* **Part of a data file**

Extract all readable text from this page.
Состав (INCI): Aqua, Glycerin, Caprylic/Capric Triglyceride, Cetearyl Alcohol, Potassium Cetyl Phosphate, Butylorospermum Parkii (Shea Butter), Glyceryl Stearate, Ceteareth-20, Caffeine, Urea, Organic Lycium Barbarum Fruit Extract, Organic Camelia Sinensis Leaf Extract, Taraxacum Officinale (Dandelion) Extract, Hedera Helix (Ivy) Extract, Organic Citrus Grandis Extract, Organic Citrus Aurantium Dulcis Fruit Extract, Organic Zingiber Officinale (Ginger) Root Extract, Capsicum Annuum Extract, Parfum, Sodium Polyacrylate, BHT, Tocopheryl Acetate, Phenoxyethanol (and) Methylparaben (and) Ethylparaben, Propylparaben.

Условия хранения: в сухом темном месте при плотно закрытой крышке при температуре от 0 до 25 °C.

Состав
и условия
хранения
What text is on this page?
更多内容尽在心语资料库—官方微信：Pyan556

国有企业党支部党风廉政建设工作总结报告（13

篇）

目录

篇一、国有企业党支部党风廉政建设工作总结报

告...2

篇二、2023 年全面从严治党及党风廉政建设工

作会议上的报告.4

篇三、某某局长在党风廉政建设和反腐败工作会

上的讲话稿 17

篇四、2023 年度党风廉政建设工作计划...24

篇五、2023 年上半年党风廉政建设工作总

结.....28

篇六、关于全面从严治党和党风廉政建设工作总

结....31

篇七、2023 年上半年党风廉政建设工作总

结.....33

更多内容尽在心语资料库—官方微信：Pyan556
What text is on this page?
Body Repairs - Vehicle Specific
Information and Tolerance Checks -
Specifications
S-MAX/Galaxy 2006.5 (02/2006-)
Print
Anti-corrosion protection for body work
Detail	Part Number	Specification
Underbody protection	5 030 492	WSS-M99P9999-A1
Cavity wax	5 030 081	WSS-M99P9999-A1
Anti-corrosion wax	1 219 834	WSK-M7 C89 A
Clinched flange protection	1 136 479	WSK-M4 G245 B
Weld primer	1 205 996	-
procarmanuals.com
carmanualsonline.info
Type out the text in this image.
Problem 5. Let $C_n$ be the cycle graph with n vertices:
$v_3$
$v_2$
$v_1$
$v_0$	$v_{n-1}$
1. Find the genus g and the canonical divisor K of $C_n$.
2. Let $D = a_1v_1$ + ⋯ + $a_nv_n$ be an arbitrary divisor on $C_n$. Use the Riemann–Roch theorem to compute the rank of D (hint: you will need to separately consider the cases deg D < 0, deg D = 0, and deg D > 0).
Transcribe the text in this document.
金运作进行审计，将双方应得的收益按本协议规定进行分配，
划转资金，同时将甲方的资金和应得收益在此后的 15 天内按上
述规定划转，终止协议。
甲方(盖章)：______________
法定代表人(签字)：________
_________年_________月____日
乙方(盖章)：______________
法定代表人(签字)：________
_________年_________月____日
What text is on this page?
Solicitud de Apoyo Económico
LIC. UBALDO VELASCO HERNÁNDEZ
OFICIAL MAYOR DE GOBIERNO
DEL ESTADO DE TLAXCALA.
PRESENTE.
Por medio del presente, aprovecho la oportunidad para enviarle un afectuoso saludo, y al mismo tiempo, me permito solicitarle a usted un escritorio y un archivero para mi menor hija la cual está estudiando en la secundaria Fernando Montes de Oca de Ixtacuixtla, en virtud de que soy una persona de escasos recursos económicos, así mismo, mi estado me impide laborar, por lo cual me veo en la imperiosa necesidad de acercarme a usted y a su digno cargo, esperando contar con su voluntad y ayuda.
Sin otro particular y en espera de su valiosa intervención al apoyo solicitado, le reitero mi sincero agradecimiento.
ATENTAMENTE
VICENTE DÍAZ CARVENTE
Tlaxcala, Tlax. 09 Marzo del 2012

* **Work required**
Search the lines for the string "protection" and copy every line that has it.

* **Exercise solution**
Anti-corrosion protection for body work
Underbody protection	5 030 492	WSS-M99P9999-A1
Clinched flange protection	1 136 479	WSK-M4 G245 B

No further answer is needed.